[What you should do]
Copy out exactly the lines from the one containing "OCR this image." through the end of the records, and no pictures.

☆ ☆ ☆ ☆ ☆

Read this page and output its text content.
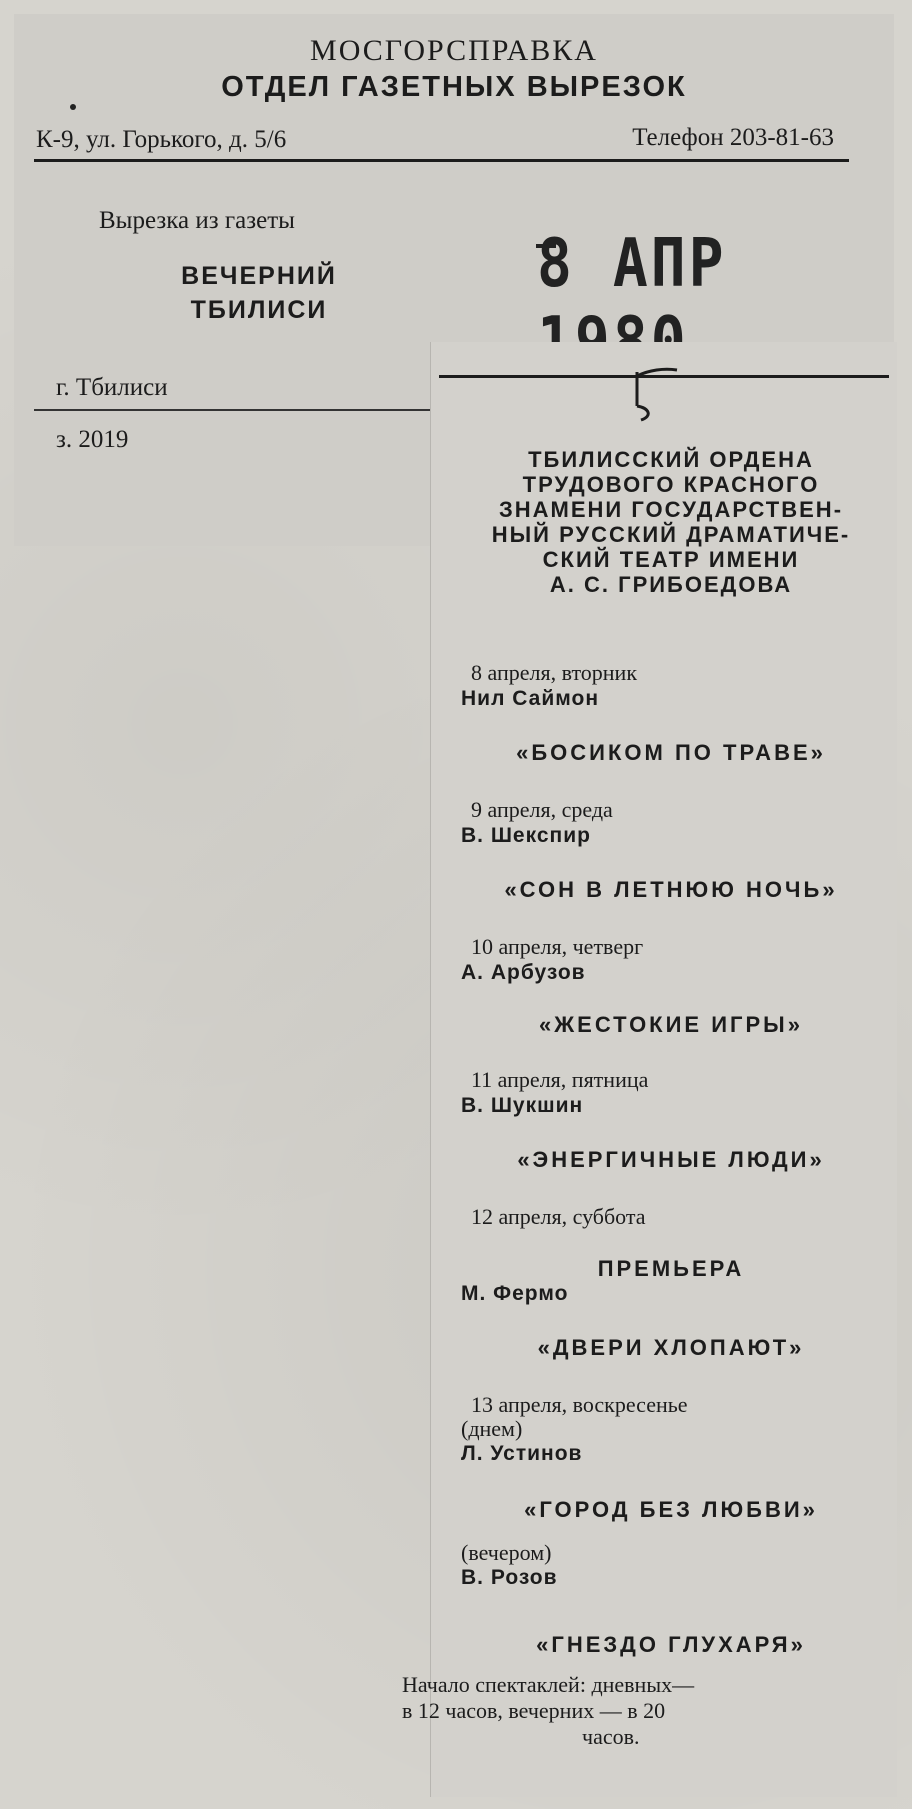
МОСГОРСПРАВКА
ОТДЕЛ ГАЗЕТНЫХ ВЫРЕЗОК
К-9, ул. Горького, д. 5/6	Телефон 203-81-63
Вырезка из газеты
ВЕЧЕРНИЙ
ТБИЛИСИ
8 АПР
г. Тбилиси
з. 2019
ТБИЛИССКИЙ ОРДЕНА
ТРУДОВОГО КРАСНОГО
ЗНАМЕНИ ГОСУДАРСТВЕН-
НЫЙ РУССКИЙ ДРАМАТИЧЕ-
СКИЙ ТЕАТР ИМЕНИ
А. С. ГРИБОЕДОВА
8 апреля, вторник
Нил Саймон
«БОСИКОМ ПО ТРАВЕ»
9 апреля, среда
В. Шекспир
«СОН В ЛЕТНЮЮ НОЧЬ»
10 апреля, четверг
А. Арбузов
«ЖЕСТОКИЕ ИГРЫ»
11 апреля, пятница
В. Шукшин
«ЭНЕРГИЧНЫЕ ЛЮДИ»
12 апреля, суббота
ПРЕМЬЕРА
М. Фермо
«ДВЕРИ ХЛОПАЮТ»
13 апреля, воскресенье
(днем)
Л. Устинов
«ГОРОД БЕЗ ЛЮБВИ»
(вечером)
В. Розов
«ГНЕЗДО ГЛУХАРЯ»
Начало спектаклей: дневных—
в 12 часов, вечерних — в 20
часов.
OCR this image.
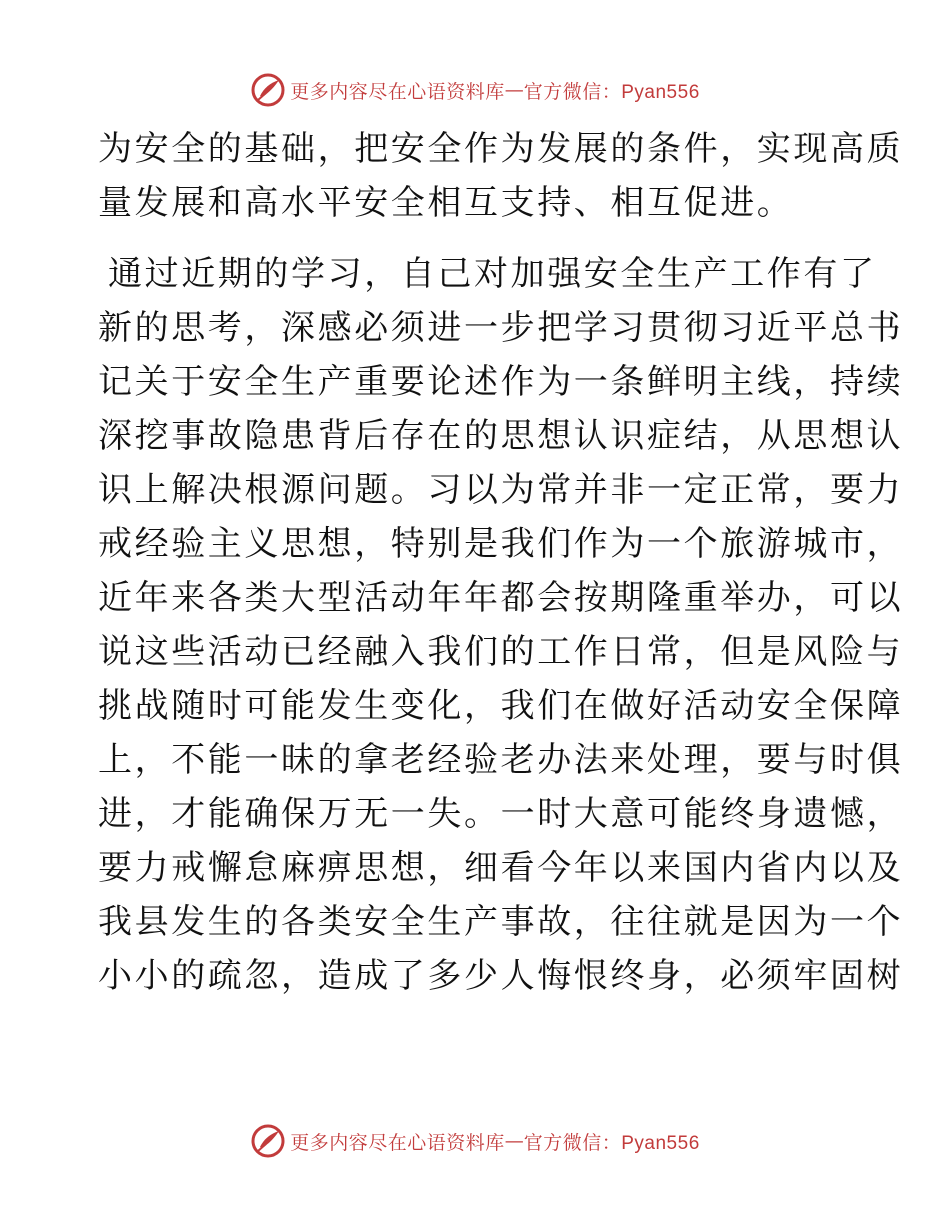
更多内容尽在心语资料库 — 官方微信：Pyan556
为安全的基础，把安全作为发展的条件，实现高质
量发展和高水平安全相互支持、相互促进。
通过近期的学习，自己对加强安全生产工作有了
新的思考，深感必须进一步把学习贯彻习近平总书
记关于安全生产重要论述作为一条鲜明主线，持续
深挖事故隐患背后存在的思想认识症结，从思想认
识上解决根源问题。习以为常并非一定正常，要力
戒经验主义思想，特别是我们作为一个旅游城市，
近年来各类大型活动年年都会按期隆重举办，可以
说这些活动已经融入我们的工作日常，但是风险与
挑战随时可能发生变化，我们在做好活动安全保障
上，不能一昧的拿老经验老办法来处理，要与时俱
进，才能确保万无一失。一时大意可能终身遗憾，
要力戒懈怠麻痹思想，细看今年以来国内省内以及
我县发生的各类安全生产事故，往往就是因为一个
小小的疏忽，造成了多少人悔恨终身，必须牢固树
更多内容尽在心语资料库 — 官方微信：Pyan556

☆ ☆ ☆ ☆ ☆

[Written response]
OCR this image.
更多内容尽在心语资料库 — 官方微信：Pyan556
为安全的基础，把安全作为发展的条件，实现高质
量发展和高水平安全相互支持、相互促进。
通过近期的学习，自己对加强安全生产工作有了
新的思考，深感必须进一步把学习贯彻习近平总书
记关于安全生产重要论述作为一条鲜明主线，持续
深挖事故隐患背后存在的思想认识症结，从思想认
识上解决根源问题。习以为常并非一定正常，要力
戒经验主义思想，特别是我们作为一个旅游城市，
近年来各类大型活动年年都会按期隆重举办，可以
说这些活动已经融入我们的工作日常，但是风险与
挑战随时可能发生变化，我们在做好活动安全保障
上，不能一昧的拿老经验老办法来处理，要与时俱
进，才能确保万无一失。一时大意可能终身遗憾，
要力戒懈怠麻痹思想，细看今年以来国内省内以及
我县发生的各类安全生产事故，往往就是因为一个
小小的疏忽，造成了多少人悔恨终身，必须牢固树
更多内容尽在心语资料库 — 官方微信：Pyan556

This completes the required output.